> Exercise objective:
Seek out every line containing the word "JSON", and copy each.

⁂

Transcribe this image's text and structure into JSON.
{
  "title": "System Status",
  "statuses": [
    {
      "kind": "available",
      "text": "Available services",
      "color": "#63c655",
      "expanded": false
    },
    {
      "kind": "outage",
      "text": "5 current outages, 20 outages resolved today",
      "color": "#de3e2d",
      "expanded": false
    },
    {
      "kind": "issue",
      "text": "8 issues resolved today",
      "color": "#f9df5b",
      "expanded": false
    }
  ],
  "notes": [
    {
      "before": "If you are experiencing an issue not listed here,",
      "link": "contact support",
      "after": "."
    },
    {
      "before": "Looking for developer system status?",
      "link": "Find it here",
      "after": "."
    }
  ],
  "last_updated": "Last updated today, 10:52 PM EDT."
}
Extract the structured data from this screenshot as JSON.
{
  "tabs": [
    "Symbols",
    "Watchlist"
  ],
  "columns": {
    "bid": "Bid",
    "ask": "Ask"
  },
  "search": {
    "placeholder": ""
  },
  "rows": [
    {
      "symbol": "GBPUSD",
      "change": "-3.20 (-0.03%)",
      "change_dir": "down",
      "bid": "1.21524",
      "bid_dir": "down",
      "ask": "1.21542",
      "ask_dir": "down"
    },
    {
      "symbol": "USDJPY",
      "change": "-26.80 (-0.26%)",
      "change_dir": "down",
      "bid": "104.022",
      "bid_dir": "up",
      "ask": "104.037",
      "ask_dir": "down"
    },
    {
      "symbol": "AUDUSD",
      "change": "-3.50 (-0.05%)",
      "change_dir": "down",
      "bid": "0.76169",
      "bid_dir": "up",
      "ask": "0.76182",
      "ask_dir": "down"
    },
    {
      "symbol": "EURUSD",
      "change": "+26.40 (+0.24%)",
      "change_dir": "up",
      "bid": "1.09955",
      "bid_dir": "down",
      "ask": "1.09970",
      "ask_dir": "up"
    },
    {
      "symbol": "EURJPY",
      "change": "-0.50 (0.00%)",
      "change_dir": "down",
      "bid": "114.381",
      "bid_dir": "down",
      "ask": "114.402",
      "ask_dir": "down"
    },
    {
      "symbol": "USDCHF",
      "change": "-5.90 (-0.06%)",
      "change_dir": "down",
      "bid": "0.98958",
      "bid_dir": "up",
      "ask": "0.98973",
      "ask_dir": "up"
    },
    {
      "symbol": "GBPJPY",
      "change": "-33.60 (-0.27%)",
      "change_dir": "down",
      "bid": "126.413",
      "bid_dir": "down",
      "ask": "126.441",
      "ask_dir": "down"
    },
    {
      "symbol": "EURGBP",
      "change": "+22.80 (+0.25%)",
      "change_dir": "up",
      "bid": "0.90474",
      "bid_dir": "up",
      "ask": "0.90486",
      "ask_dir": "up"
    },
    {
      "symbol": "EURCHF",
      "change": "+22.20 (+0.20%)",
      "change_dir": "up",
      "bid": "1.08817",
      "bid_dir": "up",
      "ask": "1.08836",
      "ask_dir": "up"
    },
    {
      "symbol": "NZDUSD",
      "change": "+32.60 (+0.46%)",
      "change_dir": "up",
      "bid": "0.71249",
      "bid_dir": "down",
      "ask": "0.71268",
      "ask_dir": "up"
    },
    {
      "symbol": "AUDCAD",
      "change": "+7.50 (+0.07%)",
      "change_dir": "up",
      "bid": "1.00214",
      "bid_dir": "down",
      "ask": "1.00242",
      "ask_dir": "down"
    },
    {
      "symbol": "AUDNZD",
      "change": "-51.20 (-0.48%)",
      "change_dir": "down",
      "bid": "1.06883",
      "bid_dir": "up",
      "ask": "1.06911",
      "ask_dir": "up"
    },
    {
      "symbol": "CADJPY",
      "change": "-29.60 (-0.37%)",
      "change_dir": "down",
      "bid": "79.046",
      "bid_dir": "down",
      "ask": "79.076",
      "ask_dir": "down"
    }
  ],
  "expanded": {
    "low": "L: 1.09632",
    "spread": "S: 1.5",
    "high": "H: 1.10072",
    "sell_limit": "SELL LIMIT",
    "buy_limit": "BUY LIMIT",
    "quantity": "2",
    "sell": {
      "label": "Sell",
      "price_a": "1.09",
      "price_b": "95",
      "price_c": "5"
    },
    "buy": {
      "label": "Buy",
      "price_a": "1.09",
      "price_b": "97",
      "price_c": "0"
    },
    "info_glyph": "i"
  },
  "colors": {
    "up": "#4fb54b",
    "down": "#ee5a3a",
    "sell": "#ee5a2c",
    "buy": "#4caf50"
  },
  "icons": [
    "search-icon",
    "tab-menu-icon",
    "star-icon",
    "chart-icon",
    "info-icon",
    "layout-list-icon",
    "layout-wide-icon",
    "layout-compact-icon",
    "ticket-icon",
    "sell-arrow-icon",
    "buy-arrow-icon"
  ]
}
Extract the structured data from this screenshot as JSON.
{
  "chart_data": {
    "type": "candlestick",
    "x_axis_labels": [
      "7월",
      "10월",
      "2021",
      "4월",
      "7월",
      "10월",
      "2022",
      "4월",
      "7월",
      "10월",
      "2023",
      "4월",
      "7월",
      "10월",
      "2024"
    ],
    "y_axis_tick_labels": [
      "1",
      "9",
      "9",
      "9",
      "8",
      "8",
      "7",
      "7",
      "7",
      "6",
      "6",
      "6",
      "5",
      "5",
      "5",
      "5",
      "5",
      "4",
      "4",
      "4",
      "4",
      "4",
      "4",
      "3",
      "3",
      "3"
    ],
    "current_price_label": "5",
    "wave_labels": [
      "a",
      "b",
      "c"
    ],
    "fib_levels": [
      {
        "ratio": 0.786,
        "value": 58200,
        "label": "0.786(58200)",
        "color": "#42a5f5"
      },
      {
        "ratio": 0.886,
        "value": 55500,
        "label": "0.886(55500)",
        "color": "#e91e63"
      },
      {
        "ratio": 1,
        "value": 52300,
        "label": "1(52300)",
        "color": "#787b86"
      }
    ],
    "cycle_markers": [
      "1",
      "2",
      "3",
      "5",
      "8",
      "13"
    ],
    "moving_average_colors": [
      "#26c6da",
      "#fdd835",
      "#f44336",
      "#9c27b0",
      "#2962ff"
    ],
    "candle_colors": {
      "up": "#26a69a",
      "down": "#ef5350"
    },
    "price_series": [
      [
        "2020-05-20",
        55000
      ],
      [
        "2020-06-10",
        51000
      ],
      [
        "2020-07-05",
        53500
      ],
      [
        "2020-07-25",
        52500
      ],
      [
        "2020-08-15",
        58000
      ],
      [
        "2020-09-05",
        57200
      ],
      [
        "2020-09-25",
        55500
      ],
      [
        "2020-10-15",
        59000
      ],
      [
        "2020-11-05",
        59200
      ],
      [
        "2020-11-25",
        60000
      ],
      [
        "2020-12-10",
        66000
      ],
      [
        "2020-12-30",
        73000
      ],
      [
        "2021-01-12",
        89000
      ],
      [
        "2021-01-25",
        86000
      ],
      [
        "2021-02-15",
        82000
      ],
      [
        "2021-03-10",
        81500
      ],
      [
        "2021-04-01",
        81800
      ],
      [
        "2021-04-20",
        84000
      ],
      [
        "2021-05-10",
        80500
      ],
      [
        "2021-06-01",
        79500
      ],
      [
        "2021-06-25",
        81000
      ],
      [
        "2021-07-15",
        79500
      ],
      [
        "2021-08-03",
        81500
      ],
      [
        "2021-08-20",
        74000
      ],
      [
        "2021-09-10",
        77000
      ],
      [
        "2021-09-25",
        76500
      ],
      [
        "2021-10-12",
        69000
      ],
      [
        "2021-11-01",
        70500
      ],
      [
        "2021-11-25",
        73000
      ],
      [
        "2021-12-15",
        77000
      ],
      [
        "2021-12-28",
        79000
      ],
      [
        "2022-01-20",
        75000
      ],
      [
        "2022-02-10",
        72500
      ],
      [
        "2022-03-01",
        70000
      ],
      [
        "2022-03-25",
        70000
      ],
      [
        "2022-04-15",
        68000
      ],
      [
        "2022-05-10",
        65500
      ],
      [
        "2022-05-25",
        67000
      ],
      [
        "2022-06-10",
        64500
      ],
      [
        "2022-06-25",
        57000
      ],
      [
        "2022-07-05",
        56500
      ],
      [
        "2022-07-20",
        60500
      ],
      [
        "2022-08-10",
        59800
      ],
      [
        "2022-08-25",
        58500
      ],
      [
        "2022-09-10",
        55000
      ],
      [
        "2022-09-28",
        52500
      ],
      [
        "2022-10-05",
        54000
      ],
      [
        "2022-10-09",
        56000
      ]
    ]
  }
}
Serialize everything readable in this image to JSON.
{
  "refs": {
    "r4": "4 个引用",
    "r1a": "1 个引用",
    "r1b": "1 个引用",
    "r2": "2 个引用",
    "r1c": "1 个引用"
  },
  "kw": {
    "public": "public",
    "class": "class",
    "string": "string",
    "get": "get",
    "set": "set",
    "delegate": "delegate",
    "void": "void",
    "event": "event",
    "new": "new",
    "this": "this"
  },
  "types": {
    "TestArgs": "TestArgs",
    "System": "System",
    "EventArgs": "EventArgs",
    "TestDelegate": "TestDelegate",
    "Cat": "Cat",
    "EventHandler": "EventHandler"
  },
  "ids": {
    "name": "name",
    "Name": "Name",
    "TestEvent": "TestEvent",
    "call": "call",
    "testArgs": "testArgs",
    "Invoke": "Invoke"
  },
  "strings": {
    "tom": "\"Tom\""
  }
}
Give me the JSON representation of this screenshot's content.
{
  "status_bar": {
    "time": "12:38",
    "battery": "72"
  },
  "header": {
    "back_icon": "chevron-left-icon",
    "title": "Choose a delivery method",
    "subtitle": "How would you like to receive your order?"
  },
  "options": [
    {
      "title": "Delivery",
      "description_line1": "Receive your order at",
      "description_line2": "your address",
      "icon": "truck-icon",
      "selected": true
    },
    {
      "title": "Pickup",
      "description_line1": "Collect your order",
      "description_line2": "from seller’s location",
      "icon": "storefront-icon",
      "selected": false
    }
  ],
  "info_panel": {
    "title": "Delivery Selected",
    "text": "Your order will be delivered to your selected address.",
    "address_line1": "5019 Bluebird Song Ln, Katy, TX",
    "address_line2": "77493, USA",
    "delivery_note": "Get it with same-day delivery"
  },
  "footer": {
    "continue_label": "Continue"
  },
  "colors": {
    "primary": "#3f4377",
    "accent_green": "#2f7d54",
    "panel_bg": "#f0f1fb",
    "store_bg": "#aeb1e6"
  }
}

⁂

> Complete output:
Transcribe this image's text and structure into JSON.
Extract the structured data from this screenshot as JSON.
Extract the structured data from this screenshot as JSON.
Serialize everything readable in this image to JSON.
Give me the JSON representation of this screenshot's content.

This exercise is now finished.